TASK INSTRUCTIONS: Retype the listing that follows, exactly as written.

DATA IN THIS EXERCISE:

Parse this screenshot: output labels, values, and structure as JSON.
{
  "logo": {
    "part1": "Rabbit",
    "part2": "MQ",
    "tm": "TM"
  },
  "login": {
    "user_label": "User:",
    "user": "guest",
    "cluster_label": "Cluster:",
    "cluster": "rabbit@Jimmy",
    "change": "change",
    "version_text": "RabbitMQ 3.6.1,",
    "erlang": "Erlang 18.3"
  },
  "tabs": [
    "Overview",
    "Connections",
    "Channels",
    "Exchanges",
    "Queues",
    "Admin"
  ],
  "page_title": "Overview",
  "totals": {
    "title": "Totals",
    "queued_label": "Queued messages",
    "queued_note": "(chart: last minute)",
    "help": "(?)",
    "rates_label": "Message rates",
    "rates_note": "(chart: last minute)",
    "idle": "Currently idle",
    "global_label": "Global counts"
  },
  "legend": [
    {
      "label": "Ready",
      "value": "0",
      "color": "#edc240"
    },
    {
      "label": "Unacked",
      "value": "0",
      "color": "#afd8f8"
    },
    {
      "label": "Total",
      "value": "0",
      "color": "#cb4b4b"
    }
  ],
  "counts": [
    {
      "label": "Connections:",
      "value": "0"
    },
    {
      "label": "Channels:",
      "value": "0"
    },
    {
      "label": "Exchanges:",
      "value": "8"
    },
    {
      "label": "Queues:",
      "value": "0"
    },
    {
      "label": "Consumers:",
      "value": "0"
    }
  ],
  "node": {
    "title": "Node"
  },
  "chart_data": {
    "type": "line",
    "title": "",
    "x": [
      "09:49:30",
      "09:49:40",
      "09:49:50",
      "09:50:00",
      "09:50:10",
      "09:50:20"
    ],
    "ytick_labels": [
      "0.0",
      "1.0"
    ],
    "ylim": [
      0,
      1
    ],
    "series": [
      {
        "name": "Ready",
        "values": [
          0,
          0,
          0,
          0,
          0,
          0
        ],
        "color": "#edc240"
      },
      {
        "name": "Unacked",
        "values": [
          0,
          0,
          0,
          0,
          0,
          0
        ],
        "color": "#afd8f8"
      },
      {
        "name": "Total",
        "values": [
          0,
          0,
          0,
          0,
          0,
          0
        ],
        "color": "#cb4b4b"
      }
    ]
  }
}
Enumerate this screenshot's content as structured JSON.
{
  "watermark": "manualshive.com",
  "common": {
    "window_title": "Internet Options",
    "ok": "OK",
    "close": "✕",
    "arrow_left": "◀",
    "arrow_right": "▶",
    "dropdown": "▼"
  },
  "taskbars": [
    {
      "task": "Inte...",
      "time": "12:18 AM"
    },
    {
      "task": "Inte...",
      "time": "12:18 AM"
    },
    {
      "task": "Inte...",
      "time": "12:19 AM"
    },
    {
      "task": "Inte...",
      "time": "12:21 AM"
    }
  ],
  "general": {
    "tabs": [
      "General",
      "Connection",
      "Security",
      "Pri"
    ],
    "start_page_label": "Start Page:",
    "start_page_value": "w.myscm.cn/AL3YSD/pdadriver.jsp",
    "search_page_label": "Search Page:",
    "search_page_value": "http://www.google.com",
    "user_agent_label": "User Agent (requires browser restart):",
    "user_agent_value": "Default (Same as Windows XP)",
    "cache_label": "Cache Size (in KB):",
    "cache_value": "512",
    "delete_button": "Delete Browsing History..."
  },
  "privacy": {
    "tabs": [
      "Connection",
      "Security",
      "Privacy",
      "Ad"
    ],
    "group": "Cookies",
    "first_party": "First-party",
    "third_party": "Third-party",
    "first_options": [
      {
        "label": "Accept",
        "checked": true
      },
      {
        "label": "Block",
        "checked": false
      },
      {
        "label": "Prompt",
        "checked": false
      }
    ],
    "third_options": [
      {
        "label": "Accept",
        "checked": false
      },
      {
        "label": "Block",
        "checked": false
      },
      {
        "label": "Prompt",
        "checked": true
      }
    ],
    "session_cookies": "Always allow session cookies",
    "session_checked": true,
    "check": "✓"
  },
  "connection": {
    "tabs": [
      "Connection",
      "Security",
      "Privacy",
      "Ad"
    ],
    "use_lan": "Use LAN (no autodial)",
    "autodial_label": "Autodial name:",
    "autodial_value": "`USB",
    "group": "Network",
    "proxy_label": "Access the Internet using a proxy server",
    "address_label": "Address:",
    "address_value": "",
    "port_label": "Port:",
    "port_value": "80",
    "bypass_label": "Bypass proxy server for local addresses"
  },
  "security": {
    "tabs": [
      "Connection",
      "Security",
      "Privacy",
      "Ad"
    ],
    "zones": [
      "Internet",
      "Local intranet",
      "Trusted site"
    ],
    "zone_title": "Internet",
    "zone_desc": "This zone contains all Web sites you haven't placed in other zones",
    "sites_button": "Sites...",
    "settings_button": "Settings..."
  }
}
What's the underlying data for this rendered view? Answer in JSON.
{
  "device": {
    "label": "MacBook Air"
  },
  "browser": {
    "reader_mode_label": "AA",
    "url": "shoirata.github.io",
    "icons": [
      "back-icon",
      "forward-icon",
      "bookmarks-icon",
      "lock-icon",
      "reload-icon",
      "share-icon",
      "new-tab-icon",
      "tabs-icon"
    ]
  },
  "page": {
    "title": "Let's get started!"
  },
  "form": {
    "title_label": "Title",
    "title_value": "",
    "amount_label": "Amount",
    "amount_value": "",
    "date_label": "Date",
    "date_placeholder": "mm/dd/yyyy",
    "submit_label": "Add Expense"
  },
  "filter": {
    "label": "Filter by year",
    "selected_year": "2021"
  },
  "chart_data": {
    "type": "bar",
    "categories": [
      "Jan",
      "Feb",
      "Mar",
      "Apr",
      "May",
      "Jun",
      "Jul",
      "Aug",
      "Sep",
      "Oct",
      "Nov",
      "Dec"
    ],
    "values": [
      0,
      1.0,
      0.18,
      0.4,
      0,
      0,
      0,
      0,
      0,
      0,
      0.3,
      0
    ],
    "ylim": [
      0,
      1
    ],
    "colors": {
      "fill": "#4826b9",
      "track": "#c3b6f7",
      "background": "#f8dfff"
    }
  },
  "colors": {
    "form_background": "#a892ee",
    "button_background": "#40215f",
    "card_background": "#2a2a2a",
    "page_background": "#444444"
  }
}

THE COMPLETED TASK:
Parse this screenshot: output labels, values, and structure as JSON.
{
  "logo": {
    "part1": "Rabbit",
    "part2": "MQ",
    "tm": "TM"
  },
  "login": {
    "user_label": "User:",
    "user": "guest",
    "cluster_label": "Cluster:",
    "cluster": "rabbit@Jimmy",
    "change": "change",
    "version_text": "RabbitMQ 3.6.1,",
    "erlang": "Erlang 18.3"
  },
  "tabs": [
    "Overview",
    "Connections",
    "Channels",
    "Exchanges",
    "Queues",
    "Admin"
  ],
  "page_title": "Overview",
  "totals": {
    "title": "Totals",
    "queued_label": "Queued messages",
    "queued_note": "(chart: last minute)",
    "help": "(?)",
    "rates_label": "Message rates",
    "rates_note": "(chart: last minute)",
    "idle": "Currently idle",
    "global_label": "Global counts"
  },
  "legend": [
    {
      "label": "Ready",
      "value": "0",
      "color": "#edc240"
    },
    {
      "label": "Unacked",
      "value": "0",
      "color": "#afd8f8"
    },
    {
      "label": "Total",
      "value": "0",
      "color": "#cb4b4b"
    }
  ],
  "counts": [
    {
      "label": "Connections:",
      "value": "0"
    },
    {
      "label": "Channels:",
      "value": "0"
    },
    {
      "label": "Exchanges:",
      "value": "8"
    },
    {
      "label": "Queues:",
      "value": "0"
    },
    {
      "label": "Consumers:",
      "value": "0"
    }
  ],
  "node": {
    "title": "Node"
  },
  "chart_data": {
    "type": "line",
    "title": "",
    "x": [
      "09:49:30",
      "09:49:40",
      "09:49:50",
      "09:50:00",
      "09:50:10",
      "09:50:20"
    ],
    "ytick_labels": [
      "0.0",
      "1.0"
    ],
    "ylim": [
      0,
      1
    ],
    "series": [
      {
        "name": "Ready",
        "values": [
          0,
          0,
          0,
          0,
          0,
          0
        ],
        "color": "#edc240"
      },
      {
        "name": "Unacked",
        "values": [
          0,
          0,
          0,
          0,
          0,
          0
        ],
        "color": "#afd8f8"
      },
      {
        "name": "Total",
        "values": [
          0,
          0,
          0,
          0,
          0,
          0
        ],
        "color": "#cb4b4b"
      }
    ]
  }
}
Enumerate this screenshot's content as structured JSON.
{
  "watermark": "manualshive.com",
  "common": {
    "window_title": "Internet Options",
    "ok": "OK",
    "close": "✕",
    "arrow_left": "◀",
    "arrow_right": "▶",
    "dropdown": "▼"
  },
  "taskbars": [
    {
      "task": "Inte...",
      "time": "12:18 AM"
    },
    {
      "task": "Inte...",
      "time": "12:18 AM"
    },
    {
      "task": "Inte...",
      "time": "12:19 AM"
    },
    {
      "task": "Inte...",
      "time": "12:21 AM"
    }
  ],
  "general": {
    "tabs": [
      "General",
      "Connection",
      "Security",
      "Pri"
    ],
    "start_page_label": "Start Page:",
    "start_page_value": "w.myscm.cn/AL3YSD/pdadriver.jsp",
    "search_page_label": "Search Page:",
    "search_page_value": "http://www.google.com",
    "user_agent_label": "User Agent (requires browser restart):",
    "user_agent_value": "Default (Same as Windows XP)",
    "cache_label": "Cache Size (in KB):",
    "cache_value": "512",
    "delete_button": "Delete Browsing History..."
  },
  "privacy": {
    "tabs": [
      "Connection",
      "Security",
      "Privacy",
      "Ad"
    ],
    "group": "Cookies",
    "first_party": "First-party",
    "third_party": "Third-party",
    "first_options": [
      {
        "label": "Accept",
        "checked": true
      },
      {
        "label": "Block",
        "checked": false
      },
      {
        "label": "Prompt",
        "checked": false
      }
    ],
    "third_options": [
      {
        "label": "Accept",
        "checked": false
      },
      {
        "label": "Block",
        "checked": false
      },
      {
        "label": "Prompt",
        "checked": true
      }
    ],
    "session_cookies": "Always allow session cookies",
    "session_checked": true,
    "check": "✓"
  },
  "connection": {
    "tabs": [
      "Connection",
      "Security",
      "Privacy",
      "Ad"
    ],
    "use_lan": "Use LAN (no autodial)",
    "autodial_label": "Autodial name:",
    "autodial_value": "`USB",
    "group": "Network",
    "proxy_label": "Access the Internet using a proxy server",
    "address_label": "Address:",
    "address_value": "",
    "port_label": "Port:",
    "port_value": "80",
    "bypass_label": "Bypass proxy server for local addresses"
  },
  "security": {
    "tabs": [
      "Connection",
      "Security",
      "Privacy",
      "Ad"
    ],
    "zones": [
      "Internet",
      "Local intranet",
      "Trusted site"
    ],
    "zone_title": "Internet",
    "zone_desc": "This zone contains all Web sites you haven't placed in other zones",
    "sites_button": "Sites...",
    "settings_button": "Settings..."
  }
}
What's the underlying data for this rendered view? Answer in JSON.
{
  "device": {
    "label": "MacBook Air"
  },
  "browser": {
    "reader_mode_label": "AA",
    "url": "shoirata.github.io",
    "icons": [
      "back-icon",
      "forward-icon",
      "bookmarks-icon",
      "lock-icon",
      "reload-icon",
      "share-icon",
      "new-tab-icon",
      "tabs-icon"
    ]
  },
  "page": {
    "title": "Let's get started!"
  },
  "form": {
    "title_label": "Title",
    "title_value": "",
    "amount_label": "Amount",
    "amount_value": "",
    "date_label": "Date",
    "date_placeholder": "mm/dd/yyyy",
    "submit_label": "Add Expense"
  },
  "filter": {
    "label": "Filter by year",
    "selected_year": "2021"
  },
  "chart_data": {
    "type": "bar",
    "categories": [
      "Jan",
      "Feb",
      "Mar",
      "Apr",
      "May",
      "Jun",
      "Jul",
      "Aug",
      "Sep",
      "Oct",
      "Nov",
      "Dec"
    ],
    "values": [
      0,
      1.0,
      0.18,
      0.4,
      0,
      0,
      0,
      0,
      0,
      0,
      0.3,
      0
    ],
    "ylim": [
      0,
      1
    ],
    "colors": {
      "fill": "#4826b9",
      "track": "#c3b6f7",
      "background": "#f8dfff"
    }
  },
  "colors": {
    "form_background": "#a892ee",
    "button_background": "#40215f",
    "card_background": "#2a2a2a",
    "page_background": "#444444"
  }
}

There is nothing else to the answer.